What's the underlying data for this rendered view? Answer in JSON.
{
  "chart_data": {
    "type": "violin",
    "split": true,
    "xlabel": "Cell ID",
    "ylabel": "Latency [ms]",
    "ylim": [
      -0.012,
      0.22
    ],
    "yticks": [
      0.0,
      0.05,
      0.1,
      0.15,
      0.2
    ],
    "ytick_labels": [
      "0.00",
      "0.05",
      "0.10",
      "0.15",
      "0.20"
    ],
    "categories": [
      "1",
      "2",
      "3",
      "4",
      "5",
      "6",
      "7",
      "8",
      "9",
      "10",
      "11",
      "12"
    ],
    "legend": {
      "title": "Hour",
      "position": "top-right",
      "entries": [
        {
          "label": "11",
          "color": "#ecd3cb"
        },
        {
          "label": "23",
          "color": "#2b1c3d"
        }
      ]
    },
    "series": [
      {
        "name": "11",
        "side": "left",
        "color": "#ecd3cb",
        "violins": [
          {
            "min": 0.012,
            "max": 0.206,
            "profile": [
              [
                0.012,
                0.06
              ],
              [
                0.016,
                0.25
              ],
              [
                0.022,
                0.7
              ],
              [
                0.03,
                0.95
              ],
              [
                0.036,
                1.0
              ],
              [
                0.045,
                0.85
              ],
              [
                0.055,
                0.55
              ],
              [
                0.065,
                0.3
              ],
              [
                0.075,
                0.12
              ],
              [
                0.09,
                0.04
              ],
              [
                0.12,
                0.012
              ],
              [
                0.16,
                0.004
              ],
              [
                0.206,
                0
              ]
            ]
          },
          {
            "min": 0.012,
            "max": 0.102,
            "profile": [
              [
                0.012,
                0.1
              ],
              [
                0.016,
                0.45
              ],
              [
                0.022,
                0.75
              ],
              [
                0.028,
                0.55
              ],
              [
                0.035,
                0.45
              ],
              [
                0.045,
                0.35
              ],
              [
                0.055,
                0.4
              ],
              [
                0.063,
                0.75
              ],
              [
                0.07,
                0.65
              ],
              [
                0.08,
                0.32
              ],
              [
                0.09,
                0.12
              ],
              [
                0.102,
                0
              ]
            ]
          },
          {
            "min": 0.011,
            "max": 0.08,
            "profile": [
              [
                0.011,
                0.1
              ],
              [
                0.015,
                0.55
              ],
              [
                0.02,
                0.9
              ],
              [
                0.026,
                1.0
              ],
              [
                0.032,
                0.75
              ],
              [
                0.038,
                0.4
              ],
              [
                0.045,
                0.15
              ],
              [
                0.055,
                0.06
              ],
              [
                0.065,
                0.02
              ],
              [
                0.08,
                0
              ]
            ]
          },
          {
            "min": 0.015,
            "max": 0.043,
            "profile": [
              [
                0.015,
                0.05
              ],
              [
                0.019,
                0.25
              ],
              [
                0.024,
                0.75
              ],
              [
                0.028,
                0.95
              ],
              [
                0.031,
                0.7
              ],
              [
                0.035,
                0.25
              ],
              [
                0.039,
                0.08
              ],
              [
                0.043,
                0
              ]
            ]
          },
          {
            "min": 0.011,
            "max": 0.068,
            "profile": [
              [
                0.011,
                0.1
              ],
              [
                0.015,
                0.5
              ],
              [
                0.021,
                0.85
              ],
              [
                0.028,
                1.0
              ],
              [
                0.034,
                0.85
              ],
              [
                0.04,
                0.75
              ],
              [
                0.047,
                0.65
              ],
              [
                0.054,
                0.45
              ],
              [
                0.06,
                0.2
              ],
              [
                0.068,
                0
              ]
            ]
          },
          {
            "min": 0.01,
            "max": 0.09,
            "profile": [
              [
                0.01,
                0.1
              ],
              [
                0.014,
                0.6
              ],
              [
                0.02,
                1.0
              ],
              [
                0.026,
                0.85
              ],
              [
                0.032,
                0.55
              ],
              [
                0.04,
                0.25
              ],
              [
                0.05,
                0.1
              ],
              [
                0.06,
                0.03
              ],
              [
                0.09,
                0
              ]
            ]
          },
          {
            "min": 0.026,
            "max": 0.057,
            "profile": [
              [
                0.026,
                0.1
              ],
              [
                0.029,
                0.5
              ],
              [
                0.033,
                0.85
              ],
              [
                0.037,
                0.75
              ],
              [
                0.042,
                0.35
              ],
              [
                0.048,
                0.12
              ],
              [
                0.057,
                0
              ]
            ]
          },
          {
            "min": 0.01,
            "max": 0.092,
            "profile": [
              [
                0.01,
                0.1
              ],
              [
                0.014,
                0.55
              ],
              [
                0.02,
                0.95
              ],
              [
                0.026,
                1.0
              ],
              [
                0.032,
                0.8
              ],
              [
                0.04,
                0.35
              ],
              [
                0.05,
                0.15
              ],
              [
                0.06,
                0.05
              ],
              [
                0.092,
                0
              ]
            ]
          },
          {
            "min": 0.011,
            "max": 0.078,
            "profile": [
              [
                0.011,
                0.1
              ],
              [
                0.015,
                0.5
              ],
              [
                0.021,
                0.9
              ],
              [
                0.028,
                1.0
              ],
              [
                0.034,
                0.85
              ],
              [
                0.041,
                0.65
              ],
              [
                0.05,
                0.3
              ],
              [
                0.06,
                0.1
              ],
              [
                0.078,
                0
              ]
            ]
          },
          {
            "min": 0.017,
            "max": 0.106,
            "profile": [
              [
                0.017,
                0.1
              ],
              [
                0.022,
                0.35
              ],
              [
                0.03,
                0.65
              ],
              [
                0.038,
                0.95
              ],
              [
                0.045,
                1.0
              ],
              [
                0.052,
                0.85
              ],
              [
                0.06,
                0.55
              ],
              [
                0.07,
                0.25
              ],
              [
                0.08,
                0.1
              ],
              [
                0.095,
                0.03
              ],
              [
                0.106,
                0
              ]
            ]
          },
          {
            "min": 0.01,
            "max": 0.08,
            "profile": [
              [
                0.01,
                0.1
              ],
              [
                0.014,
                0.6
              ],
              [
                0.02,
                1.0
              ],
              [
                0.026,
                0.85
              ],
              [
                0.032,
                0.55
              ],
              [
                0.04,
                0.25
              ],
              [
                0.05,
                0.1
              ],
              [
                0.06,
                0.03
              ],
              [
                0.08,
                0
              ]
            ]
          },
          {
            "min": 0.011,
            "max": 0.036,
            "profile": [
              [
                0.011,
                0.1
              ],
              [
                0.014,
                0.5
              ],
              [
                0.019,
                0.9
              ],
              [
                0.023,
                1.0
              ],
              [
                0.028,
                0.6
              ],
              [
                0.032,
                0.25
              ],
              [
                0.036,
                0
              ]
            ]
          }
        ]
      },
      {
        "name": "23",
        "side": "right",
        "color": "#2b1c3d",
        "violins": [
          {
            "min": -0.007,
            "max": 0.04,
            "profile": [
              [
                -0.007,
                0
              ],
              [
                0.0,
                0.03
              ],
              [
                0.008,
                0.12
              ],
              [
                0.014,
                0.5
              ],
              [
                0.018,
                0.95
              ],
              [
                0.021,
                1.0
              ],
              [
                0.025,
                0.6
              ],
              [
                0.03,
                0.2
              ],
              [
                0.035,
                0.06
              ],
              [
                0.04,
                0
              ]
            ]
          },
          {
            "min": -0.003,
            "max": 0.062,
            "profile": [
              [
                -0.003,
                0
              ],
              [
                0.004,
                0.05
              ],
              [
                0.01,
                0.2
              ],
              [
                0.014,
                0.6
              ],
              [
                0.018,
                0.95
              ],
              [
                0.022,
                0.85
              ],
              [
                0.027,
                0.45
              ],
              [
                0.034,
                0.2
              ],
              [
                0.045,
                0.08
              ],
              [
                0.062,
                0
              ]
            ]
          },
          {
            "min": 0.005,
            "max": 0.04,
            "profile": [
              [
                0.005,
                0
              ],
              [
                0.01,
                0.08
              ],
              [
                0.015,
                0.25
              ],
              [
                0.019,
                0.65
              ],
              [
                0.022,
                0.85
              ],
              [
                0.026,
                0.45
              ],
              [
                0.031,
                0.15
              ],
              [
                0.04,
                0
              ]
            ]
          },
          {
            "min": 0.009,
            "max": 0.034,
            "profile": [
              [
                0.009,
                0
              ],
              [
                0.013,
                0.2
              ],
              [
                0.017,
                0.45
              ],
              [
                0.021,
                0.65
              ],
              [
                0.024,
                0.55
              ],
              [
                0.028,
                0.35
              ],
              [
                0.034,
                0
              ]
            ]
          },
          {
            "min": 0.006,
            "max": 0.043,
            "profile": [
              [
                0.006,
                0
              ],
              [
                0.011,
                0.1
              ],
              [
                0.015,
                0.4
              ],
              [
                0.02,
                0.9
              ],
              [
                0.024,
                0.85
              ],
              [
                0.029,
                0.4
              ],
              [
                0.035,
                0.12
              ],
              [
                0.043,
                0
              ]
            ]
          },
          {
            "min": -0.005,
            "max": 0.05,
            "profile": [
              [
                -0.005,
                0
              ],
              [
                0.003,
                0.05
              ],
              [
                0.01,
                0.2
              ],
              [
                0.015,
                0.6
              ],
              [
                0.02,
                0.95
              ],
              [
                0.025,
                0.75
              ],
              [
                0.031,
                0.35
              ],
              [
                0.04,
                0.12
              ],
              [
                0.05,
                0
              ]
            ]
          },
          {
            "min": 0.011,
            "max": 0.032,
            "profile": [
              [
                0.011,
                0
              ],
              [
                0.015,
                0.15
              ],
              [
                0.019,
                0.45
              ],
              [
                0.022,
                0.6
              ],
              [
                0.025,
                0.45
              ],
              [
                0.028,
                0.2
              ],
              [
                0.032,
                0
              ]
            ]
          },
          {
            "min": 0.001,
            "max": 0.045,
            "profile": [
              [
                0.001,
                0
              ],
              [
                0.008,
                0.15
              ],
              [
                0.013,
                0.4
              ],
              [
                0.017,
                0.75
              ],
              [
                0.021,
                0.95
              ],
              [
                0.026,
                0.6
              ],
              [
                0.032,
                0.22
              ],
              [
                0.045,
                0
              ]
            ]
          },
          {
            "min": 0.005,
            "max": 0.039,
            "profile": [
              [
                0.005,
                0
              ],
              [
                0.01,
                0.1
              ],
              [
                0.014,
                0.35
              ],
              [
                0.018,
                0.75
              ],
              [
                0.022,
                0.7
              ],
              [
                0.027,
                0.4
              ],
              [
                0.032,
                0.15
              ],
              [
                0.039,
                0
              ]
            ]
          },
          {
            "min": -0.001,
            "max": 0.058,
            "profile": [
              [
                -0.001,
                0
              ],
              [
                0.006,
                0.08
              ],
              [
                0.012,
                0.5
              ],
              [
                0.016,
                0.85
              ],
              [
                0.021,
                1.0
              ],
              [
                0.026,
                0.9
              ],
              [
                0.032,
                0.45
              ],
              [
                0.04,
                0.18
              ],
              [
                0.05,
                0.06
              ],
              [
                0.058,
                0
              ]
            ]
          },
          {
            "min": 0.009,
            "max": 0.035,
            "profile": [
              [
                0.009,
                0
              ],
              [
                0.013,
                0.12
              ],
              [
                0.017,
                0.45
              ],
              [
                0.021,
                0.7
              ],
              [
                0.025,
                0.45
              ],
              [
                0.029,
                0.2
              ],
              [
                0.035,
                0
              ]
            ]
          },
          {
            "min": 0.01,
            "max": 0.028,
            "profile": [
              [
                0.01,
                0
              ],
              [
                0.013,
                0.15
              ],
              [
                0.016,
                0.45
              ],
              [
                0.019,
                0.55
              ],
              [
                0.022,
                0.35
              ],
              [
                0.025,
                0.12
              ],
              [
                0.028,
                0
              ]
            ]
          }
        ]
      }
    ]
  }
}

__Short problem__
Search the data for the string "color". List each line that has it.

__The answer__
          "color": "#ecd3cb"
          "color": "#2b1c3d"
        "color": "#ecd3cb",
        "color": "#2b1c3d",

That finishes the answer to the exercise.